(WHAT THE TASK ASKS): Each record needs to be echoed exactly; can you do that?

(RECORD LIST):
<<<<

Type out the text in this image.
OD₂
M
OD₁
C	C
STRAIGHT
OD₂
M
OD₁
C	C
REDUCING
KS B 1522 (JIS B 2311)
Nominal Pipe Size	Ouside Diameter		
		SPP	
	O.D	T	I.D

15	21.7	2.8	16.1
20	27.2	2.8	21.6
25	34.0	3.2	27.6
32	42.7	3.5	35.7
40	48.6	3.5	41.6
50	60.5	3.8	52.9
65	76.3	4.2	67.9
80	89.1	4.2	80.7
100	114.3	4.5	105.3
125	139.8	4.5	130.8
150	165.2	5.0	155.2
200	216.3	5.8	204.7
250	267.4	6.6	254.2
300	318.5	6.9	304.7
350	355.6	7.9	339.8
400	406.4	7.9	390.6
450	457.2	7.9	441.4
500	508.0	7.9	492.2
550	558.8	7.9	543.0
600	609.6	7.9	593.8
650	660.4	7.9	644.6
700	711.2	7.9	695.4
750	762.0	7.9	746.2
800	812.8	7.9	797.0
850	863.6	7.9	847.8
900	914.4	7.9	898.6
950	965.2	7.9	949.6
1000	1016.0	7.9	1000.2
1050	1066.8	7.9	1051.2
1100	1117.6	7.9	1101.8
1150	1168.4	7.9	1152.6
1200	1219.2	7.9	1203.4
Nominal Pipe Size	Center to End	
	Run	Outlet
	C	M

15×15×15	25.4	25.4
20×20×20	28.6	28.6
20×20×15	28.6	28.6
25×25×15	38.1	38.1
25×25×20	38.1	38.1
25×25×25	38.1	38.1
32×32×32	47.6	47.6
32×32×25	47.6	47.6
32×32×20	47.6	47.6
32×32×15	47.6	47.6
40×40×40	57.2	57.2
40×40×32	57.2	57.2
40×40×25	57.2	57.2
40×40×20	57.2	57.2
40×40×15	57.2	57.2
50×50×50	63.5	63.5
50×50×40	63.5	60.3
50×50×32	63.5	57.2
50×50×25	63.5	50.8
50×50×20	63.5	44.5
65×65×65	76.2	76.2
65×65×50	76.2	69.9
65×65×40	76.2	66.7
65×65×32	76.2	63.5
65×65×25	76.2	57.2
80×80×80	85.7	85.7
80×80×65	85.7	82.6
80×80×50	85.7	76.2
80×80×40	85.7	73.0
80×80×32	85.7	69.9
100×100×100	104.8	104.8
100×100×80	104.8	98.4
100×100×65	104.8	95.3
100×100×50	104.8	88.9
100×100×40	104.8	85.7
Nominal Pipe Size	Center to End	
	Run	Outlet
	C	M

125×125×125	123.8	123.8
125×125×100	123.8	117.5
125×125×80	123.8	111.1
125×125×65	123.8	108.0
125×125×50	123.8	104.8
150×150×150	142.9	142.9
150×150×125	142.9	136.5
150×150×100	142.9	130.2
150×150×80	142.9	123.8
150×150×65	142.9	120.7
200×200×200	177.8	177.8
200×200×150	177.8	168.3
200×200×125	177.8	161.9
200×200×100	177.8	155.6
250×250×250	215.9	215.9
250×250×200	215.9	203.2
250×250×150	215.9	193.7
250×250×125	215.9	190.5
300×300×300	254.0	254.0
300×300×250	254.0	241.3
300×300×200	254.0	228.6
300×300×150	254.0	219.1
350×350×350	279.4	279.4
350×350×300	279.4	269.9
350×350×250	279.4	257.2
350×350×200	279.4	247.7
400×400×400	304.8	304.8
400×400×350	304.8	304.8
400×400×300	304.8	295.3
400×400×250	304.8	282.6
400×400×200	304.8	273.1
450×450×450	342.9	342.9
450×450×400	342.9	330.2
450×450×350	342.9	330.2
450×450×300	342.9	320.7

>>>>

(THE REPLY):
Type out the text in this image.
OD₂
M
OD₁
C	C
STRAIGHT
OD₂
M
OD₁
C	C
REDUCING
KS B 1522 (JIS B 2311)
Nominal Pipe Size	Ouside Diameter		
		SPP	
	O.D	T	I.D

15	21.7	2.8	16.1
20	27.2	2.8	21.6
25	34.0	3.2	27.6
32	42.7	3.5	35.7
40	48.6	3.5	41.6
50	60.5	3.8	52.9
65	76.3	4.2	67.9
80	89.1	4.2	80.7
100	114.3	4.5	105.3
125	139.8	4.5	130.8
150	165.2	5.0	155.2
200	216.3	5.8	204.7
250	267.4	6.6	254.2
300	318.5	6.9	304.7
350	355.6	7.9	339.8
400	406.4	7.9	390.6
450	457.2	7.9	441.4
500	508.0	7.9	492.2
550	558.8	7.9	543.0
600	609.6	7.9	593.8
650	660.4	7.9	644.6
700	711.2	7.9	695.4
750	762.0	7.9	746.2
800	812.8	7.9	797.0
850	863.6	7.9	847.8
900	914.4	7.9	898.6
950	965.2	7.9	949.6
1000	1016.0	7.9	1000.2
1050	1066.8	7.9	1051.2
1100	1117.6	7.9	1101.8
1150	1168.4	7.9	1152.6
1200	1219.2	7.9	1203.4
Nominal Pipe Size	Center to End	
	Run	Outlet
	C	M

15×15×15	25.4	25.4
20×20×20	28.6	28.6
20×20×15	28.6	28.6
25×25×15	38.1	38.1
25×25×20	38.1	38.1
25×25×25	38.1	38.1
32×32×32	47.6	47.6
32×32×25	47.6	47.6
32×32×20	47.6	47.6
32×32×15	47.6	47.6
40×40×40	57.2	57.2
40×40×32	57.2	57.2
40×40×25	57.2	57.2
40×40×20	57.2	57.2
40×40×15	57.2	57.2
50×50×50	63.5	63.5
50×50×40	63.5	60.3
50×50×32	63.5	57.2
50×50×25	63.5	50.8
50×50×20	63.5	44.5
65×65×65	76.2	76.2
65×65×50	76.2	69.9
65×65×40	76.2	66.7
65×65×32	76.2	63.5
65×65×25	76.2	57.2
80×80×80	85.7	85.7
80×80×65	85.7	82.6
80×80×50	85.7	76.2
80×80×40	85.7	73.0
80×80×32	85.7	69.9
100×100×100	104.8	104.8
100×100×80	104.8	98.4
100×100×65	104.8	95.3
100×100×50	104.8	88.9
100×100×40	104.8	85.7
Nominal Pipe Size	Center to End	
	Run	Outlet
	C	M

125×125×125	123.8	123.8
125×125×100	123.8	117.5
125×125×80	123.8	111.1
125×125×65	123.8	108.0
125×125×50	123.8	104.8
150×150×150	142.9	142.9
150×150×125	142.9	136.5
150×150×100	142.9	130.2
150×150×80	142.9	123.8
150×150×65	142.9	120.7
200×200×200	177.8	177.8
200×200×150	177.8	168.3
200×200×125	177.8	161.9
200×200×100	177.8	155.6
250×250×250	215.9	215.9
250×250×200	215.9	203.2
250×250×150	215.9	193.7
250×250×125	215.9	190.5
300×300×300	254.0	254.0
300×300×250	254.0	241.3
300×300×200	254.0	228.6
300×300×150	254.0	219.1
350×350×350	279.4	279.4
350×350×300	279.4	269.9
350×350×250	279.4	257.2
350×350×200	279.4	247.7
400×400×400	304.8	304.8
400×400×350	304.8	304.8
400×400×300	304.8	295.3
400×400×250	304.8	282.6
400×400×200	304.8	273.1
450×450×450	342.9	342.9
450×450×400	342.9	330.2
450×450×350	342.9	330.2
450×450×300	342.9	320.7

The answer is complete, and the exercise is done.